ENTRIES SHOWN:
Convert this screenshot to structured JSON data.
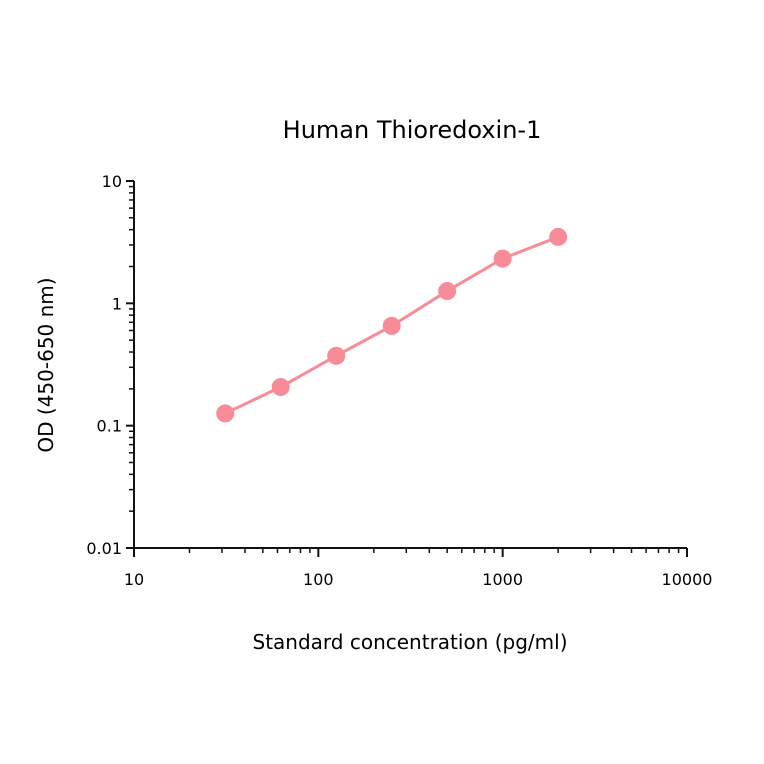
{
  "chart_data": {
    "type": "line",
    "title": "Human Thioredoxin-1",
    "xlabel": "Standard concentration (pg/ml)",
    "ylabel": "OD (450-650 nm)",
    "xscale": "log",
    "yscale": "log",
    "xlim": [
      10,
      10000
    ],
    "ylim": [
      0.01,
      10
    ],
    "x_ticks": [
      "10",
      "100",
      "1000",
      "10000"
    ],
    "y_ticks": [
      "0.01",
      "0.1",
      "1",
      "10"
    ],
    "grid": false,
    "legend": null,
    "series": [
      {
        "name": "Human Thioredoxin-1",
        "color": "#f78b98",
        "marker": "circle",
        "x": [
          31.25,
          62.5,
          125,
          250,
          500,
          1000,
          2000
        ],
        "values": [
          0.126,
          0.207,
          0.372,
          0.654,
          1.26,
          2.32,
          3.49
        ]
      }
    ]
  }
}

GOAL:
Show all lines in the entries above where the string "Human" appears.

SOLUTION TO THE PROBLEM:
    "title": "Human Thioredoxin-1",
        "name": "Human Thioredoxin-1",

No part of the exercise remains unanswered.